■ Exercise requirements
Identify the lines that contain the string "week" and copy all of them.

■ Data provided

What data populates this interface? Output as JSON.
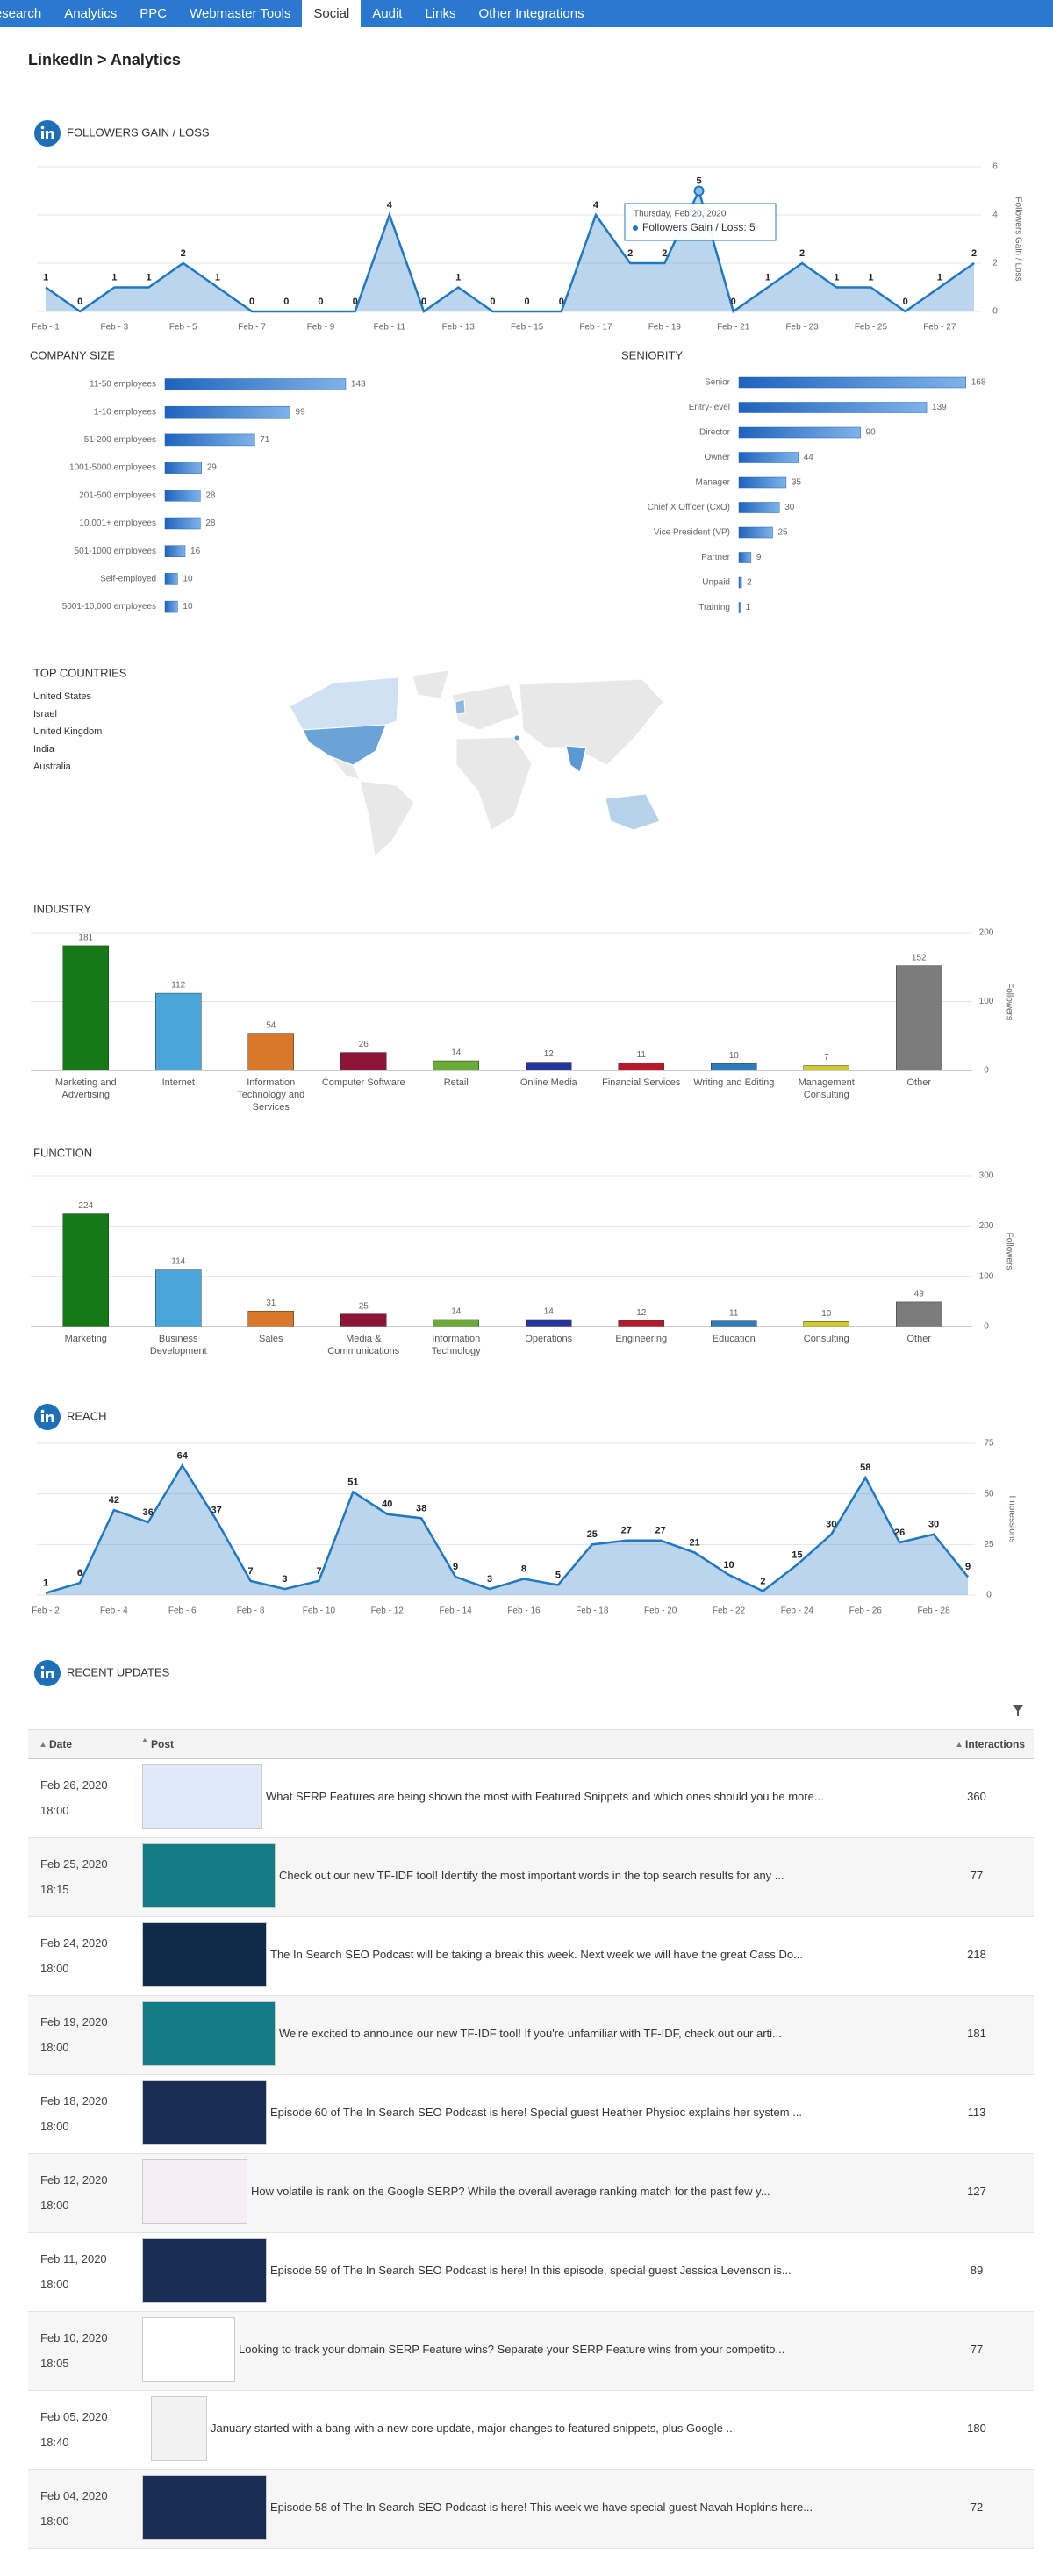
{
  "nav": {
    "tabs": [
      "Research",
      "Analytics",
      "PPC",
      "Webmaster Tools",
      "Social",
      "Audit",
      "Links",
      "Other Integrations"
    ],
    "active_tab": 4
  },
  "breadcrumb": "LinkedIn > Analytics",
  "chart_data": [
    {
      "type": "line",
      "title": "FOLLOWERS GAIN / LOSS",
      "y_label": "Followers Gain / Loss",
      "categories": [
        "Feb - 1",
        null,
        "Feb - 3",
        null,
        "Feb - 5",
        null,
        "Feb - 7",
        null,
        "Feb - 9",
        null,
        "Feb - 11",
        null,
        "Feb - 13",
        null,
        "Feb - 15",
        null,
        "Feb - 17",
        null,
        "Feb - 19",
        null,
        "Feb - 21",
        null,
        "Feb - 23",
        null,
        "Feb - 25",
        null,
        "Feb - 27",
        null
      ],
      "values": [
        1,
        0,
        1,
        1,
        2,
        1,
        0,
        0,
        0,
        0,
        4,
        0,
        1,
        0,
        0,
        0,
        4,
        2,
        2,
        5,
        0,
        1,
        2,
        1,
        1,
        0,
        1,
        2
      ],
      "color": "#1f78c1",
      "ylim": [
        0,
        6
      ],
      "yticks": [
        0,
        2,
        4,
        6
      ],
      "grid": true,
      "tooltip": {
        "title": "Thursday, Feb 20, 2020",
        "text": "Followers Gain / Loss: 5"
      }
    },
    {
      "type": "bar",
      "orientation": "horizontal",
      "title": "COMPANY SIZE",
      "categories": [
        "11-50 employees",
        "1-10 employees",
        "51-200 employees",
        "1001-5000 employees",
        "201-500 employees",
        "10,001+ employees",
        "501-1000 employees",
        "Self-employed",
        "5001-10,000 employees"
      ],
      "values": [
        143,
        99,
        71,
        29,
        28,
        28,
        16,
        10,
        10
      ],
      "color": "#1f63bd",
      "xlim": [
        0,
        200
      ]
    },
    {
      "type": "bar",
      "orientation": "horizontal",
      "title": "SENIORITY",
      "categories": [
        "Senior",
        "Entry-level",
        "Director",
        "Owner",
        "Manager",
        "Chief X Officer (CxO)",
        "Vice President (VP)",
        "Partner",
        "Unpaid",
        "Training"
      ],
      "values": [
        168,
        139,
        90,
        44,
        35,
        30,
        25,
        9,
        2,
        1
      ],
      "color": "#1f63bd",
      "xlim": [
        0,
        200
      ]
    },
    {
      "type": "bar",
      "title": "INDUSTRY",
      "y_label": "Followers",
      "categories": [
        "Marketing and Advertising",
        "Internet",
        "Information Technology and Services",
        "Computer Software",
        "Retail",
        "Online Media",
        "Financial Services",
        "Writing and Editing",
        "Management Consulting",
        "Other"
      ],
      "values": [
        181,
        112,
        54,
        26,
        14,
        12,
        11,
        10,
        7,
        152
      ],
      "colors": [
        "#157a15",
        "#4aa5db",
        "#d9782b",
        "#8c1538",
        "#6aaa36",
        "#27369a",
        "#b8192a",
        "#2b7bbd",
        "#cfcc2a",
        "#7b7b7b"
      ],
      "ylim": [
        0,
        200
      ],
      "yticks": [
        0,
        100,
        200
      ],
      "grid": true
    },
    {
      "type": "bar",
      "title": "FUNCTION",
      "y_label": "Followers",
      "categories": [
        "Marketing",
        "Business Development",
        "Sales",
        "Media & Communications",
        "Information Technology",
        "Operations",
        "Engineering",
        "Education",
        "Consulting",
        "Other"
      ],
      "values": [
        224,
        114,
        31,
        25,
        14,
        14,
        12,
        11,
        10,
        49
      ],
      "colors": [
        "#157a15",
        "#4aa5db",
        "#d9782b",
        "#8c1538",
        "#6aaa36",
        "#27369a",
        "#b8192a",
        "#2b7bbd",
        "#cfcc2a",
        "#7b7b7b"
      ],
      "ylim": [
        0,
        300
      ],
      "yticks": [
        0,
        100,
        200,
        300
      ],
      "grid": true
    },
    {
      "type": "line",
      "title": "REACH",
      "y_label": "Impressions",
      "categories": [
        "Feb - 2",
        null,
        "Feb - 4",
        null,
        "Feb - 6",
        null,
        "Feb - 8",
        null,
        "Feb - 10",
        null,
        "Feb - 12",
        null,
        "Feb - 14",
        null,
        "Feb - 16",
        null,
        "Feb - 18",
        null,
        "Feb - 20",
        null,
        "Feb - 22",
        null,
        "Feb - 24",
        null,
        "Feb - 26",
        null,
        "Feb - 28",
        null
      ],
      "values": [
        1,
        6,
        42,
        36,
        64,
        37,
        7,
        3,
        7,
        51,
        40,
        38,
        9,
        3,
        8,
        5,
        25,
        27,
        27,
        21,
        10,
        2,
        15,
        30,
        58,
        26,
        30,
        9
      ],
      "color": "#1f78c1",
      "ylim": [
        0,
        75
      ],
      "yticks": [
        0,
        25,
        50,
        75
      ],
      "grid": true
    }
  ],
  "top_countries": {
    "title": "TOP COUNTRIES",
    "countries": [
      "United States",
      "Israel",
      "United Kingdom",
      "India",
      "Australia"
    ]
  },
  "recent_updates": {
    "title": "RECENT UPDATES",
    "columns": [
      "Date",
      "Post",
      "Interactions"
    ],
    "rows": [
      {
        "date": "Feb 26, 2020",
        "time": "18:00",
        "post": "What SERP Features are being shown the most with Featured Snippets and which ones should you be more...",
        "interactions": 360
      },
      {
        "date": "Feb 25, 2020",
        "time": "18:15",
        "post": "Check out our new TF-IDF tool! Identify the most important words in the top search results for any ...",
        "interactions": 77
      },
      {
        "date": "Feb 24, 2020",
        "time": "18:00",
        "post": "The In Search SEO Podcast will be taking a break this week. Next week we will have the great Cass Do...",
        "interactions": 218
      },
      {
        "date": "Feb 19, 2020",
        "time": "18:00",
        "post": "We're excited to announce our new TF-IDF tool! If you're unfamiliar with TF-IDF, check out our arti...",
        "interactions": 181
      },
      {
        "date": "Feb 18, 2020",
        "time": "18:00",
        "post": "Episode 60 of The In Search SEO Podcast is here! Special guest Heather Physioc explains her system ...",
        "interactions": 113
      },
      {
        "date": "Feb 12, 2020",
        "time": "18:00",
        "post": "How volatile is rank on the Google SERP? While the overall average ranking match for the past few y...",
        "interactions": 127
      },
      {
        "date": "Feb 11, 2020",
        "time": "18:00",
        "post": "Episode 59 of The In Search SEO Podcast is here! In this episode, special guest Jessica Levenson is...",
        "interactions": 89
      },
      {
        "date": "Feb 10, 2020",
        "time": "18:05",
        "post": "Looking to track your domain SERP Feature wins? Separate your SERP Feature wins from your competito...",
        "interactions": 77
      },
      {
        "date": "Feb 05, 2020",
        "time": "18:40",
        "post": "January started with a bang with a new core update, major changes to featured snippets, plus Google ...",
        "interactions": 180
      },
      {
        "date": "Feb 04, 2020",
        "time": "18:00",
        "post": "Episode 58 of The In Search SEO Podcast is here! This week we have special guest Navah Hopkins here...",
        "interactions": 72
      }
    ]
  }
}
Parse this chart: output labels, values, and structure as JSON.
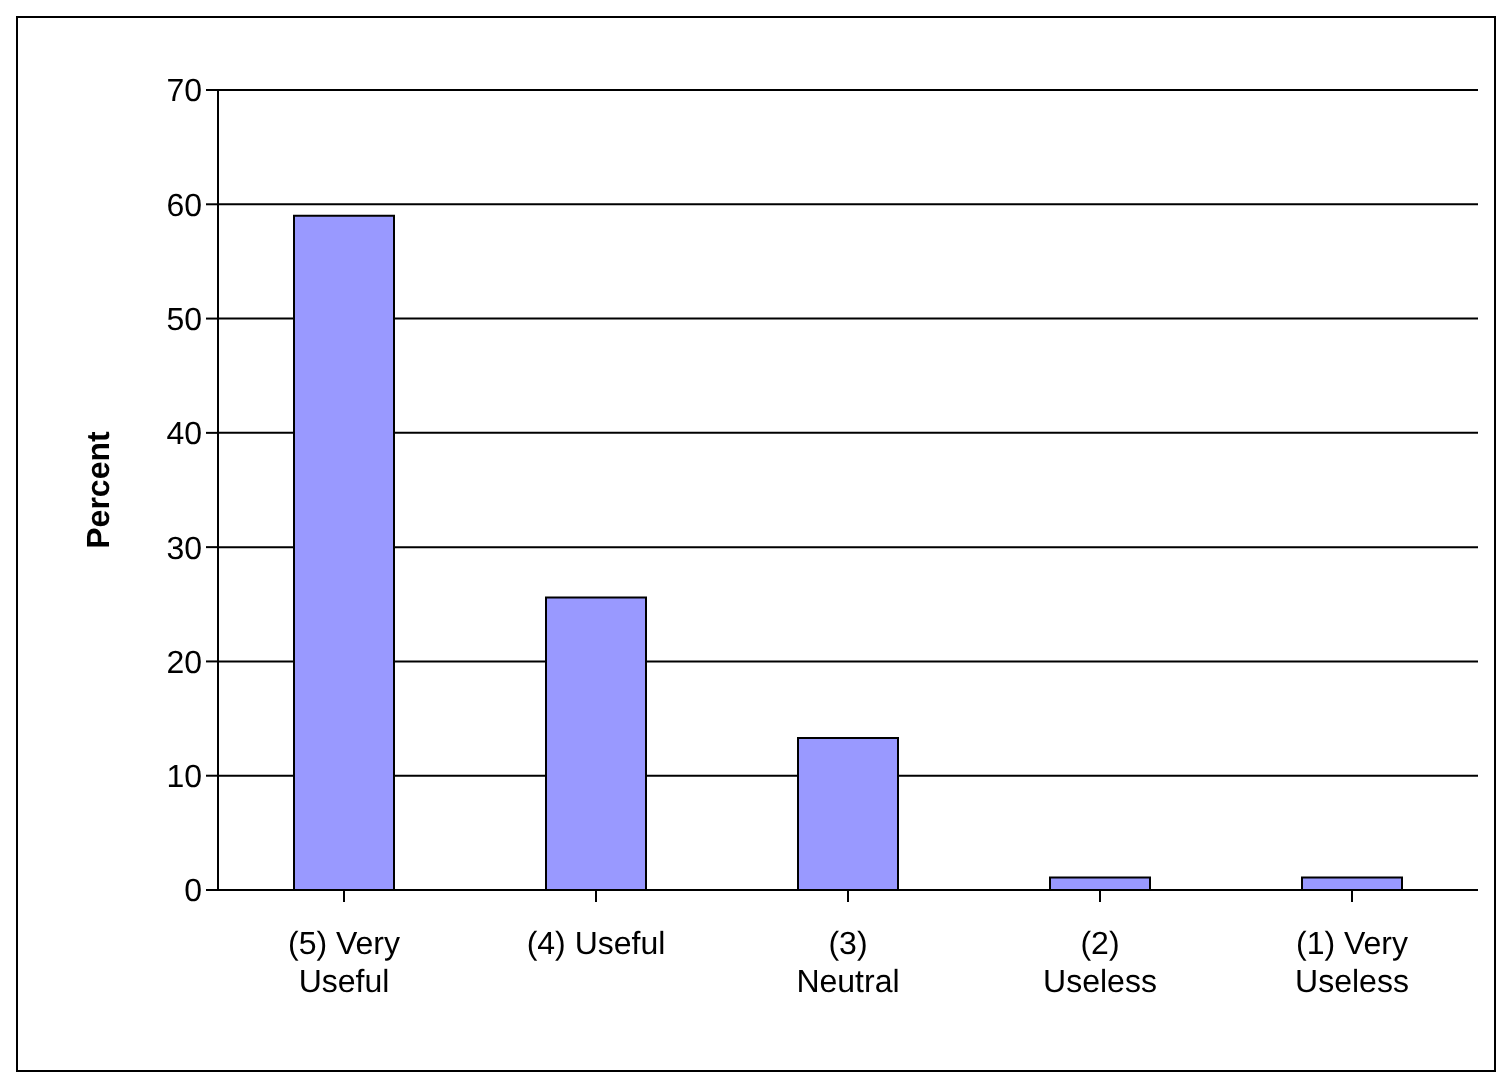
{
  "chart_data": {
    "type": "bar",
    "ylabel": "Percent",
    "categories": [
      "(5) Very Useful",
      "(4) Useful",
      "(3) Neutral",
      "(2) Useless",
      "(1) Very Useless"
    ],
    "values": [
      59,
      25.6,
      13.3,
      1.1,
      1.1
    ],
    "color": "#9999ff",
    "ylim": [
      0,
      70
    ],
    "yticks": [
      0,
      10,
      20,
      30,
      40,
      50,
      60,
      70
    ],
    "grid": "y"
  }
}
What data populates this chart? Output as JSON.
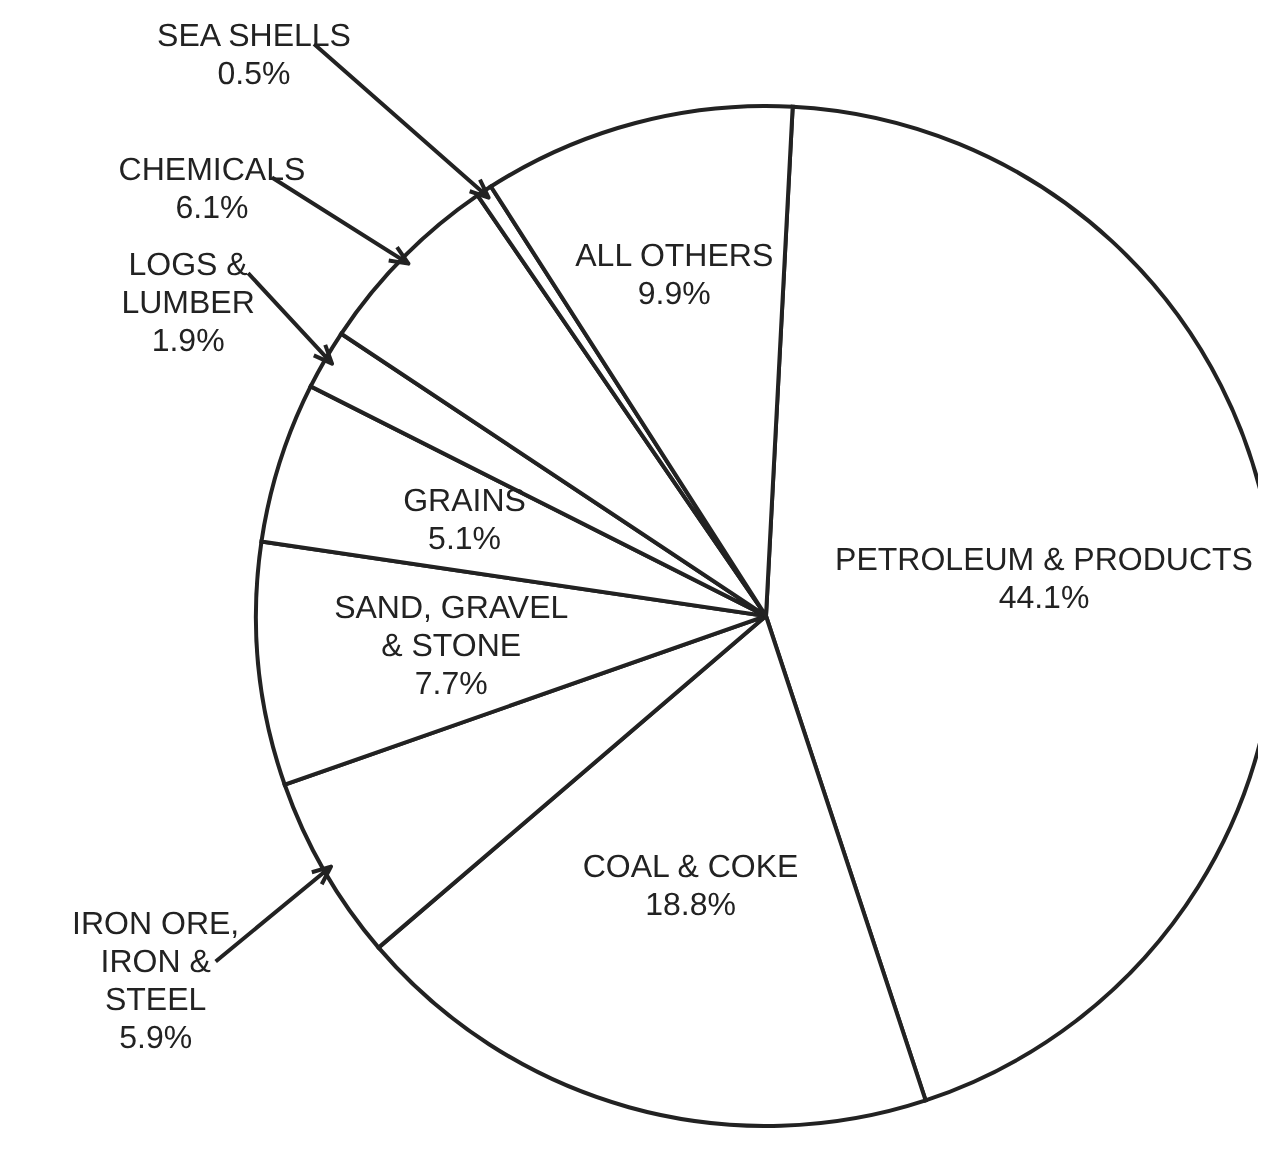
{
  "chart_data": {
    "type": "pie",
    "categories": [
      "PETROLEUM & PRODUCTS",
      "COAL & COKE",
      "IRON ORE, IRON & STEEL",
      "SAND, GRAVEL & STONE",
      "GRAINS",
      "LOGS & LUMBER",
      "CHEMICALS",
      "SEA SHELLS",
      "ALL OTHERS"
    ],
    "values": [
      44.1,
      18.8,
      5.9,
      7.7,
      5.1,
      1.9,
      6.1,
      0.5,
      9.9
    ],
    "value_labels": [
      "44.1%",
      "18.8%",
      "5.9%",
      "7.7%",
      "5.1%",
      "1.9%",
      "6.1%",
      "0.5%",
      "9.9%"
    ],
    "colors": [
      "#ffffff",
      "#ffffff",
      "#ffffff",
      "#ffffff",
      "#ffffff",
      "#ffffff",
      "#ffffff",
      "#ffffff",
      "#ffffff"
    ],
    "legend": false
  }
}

■ Task answer
        "post": "The In Search SEO Podcast will be taking a break this week. Next week we will have the great Cass Do...",
        "post": "Episode 58 of The In Search SEO Podcast is here! This week we have special guest Navah Hopkins here...",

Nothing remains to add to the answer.